##### Records provided #####

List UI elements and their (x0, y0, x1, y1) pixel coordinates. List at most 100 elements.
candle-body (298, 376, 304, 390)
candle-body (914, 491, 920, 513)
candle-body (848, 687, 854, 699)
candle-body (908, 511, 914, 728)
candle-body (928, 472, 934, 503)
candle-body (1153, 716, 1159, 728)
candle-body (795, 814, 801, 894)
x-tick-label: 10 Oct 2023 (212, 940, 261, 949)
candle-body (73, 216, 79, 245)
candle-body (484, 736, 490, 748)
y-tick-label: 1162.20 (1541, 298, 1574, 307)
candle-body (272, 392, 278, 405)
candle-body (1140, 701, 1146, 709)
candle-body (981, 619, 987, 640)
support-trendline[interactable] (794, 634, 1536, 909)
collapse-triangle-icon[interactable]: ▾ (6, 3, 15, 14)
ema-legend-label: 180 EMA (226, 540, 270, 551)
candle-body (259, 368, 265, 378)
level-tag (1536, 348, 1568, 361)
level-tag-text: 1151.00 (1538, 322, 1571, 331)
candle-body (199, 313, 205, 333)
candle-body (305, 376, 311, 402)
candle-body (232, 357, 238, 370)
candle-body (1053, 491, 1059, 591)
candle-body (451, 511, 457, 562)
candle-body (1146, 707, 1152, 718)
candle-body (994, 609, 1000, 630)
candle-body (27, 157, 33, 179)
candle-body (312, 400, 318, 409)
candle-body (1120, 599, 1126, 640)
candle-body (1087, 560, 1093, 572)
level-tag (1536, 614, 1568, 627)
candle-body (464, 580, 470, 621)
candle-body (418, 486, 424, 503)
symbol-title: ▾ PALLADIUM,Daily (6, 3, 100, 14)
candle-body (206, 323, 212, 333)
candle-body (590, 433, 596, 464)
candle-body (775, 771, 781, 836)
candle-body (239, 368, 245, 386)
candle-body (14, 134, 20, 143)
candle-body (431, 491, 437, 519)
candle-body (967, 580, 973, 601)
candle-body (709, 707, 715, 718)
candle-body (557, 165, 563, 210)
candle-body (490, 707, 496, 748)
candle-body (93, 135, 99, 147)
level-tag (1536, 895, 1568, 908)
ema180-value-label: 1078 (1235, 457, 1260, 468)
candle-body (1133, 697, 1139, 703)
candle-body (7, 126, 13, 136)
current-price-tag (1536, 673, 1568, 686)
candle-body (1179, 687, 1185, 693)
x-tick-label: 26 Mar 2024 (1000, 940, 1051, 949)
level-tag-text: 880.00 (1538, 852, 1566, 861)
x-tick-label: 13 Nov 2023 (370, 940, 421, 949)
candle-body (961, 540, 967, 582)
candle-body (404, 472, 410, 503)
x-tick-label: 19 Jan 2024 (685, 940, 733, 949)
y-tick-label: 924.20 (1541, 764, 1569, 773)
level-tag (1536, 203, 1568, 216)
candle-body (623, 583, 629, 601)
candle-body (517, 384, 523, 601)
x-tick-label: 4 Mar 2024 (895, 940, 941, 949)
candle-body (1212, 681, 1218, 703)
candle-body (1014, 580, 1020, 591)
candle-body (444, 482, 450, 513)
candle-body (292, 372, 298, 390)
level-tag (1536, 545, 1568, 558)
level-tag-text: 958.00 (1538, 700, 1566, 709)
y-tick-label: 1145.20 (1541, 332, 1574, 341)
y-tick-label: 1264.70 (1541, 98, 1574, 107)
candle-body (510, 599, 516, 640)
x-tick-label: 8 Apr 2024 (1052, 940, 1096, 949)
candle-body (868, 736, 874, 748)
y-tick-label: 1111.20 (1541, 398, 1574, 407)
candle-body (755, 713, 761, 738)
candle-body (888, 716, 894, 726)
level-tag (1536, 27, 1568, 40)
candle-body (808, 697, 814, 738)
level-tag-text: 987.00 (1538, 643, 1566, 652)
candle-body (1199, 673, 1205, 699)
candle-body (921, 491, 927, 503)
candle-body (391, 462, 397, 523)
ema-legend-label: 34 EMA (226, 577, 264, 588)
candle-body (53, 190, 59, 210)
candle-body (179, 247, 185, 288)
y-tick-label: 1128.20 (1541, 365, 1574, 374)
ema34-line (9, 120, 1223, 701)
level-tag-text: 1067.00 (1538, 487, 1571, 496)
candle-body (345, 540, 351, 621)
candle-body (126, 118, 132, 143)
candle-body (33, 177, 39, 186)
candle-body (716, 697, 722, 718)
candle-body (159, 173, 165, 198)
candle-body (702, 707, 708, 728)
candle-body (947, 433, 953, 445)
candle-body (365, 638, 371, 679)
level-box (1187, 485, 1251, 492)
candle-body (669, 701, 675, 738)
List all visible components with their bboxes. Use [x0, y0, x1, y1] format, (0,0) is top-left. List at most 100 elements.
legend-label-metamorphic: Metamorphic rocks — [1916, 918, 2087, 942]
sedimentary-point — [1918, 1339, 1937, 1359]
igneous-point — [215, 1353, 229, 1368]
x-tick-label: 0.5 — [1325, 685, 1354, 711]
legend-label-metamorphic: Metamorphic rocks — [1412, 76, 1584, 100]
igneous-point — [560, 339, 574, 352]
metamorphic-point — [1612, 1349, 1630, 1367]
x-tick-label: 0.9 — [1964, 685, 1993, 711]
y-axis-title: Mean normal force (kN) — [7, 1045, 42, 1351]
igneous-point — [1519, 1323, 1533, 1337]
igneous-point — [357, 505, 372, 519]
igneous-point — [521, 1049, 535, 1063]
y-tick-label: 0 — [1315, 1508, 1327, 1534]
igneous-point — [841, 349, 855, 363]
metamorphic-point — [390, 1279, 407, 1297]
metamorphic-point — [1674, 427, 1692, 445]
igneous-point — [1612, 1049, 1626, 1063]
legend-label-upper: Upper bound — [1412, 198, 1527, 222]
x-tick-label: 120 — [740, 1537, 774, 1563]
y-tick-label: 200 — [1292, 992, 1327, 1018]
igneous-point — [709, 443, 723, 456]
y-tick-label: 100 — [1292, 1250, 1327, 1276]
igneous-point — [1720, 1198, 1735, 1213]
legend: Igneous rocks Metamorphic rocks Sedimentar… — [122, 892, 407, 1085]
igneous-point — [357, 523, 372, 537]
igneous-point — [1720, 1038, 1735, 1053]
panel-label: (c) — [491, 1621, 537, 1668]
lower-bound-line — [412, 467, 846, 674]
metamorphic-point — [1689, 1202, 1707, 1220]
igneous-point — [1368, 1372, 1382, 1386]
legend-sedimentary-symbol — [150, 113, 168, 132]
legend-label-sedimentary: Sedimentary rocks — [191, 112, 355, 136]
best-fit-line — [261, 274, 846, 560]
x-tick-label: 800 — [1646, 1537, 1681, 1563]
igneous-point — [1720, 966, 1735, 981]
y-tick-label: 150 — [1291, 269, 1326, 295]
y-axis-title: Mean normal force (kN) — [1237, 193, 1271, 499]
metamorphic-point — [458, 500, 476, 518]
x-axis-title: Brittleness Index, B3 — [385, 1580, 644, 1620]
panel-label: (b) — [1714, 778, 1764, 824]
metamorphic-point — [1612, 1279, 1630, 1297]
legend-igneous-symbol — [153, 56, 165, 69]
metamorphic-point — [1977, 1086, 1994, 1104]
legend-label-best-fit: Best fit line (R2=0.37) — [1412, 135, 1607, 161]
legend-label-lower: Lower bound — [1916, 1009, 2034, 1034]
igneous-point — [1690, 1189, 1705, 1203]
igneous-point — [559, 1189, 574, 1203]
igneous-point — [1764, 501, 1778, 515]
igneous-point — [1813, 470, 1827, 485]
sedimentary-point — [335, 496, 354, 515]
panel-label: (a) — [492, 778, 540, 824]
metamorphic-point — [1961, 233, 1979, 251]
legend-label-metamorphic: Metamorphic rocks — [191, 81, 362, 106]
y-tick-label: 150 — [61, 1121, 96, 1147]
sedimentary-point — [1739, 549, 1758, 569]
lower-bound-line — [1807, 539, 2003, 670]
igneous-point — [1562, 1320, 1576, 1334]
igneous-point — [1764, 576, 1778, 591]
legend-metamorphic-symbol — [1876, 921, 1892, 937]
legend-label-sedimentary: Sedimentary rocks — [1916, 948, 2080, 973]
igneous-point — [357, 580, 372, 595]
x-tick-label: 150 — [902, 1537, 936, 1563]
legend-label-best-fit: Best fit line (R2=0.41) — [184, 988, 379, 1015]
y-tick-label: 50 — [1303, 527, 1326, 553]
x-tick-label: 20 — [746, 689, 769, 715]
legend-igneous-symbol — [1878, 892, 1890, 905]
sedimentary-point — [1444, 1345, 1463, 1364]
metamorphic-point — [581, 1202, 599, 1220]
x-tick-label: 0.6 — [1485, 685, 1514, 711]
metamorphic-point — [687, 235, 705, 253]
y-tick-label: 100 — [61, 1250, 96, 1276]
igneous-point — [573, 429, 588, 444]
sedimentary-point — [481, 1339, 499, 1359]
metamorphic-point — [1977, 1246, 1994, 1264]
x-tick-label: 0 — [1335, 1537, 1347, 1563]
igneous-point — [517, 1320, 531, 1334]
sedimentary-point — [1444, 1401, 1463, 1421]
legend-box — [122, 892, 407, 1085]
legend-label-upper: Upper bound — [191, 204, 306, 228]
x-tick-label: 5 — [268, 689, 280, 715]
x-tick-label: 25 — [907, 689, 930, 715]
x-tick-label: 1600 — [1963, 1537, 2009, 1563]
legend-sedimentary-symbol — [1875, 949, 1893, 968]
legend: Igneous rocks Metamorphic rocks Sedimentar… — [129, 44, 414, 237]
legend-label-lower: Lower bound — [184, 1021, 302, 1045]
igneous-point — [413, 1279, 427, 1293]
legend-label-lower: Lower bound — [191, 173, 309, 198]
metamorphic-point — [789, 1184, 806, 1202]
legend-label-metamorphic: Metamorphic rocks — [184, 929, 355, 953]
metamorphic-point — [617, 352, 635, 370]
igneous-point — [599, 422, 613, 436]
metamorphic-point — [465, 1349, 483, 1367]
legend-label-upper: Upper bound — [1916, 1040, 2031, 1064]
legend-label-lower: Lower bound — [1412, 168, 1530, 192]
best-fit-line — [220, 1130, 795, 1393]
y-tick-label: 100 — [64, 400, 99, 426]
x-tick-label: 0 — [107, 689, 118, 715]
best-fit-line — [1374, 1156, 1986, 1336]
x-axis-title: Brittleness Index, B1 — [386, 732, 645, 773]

#####

- Work required: Transcribe the records word for word, from their first line through the line that contains "candle-body (199, 313, 205, 333)", including both of those lines.

- Final result:
List UI elements and their (x0, y0, x1, y1) pixel coordinates. List at most 100 elements.
candle-body (298, 376, 304, 390)
candle-body (914, 491, 920, 513)
candle-body (848, 687, 854, 699)
candle-body (908, 511, 914, 728)
candle-body (928, 472, 934, 503)
candle-body (1153, 716, 1159, 728)
candle-body (795, 814, 801, 894)
x-tick-label: 10 Oct 2023 (212, 940, 261, 949)
candle-body (73, 216, 79, 245)
candle-body (484, 736, 490, 748)
y-tick-label: 1162.20 (1541, 298, 1574, 307)
candle-body (272, 392, 278, 405)
candle-body (1140, 701, 1146, 709)
candle-body (981, 619, 987, 640)
support-trendline[interactable] (794, 634, 1536, 909)
collapse-triangle-icon[interactable]: ▾ (6, 3, 15, 14)
ema-legend-label: 180 EMA (226, 540, 270, 551)
candle-body (259, 368, 265, 378)
level-tag (1536, 348, 1568, 361)
level-tag-text: 1151.00 (1538, 322, 1571, 331)
candle-body (199, 313, 205, 333)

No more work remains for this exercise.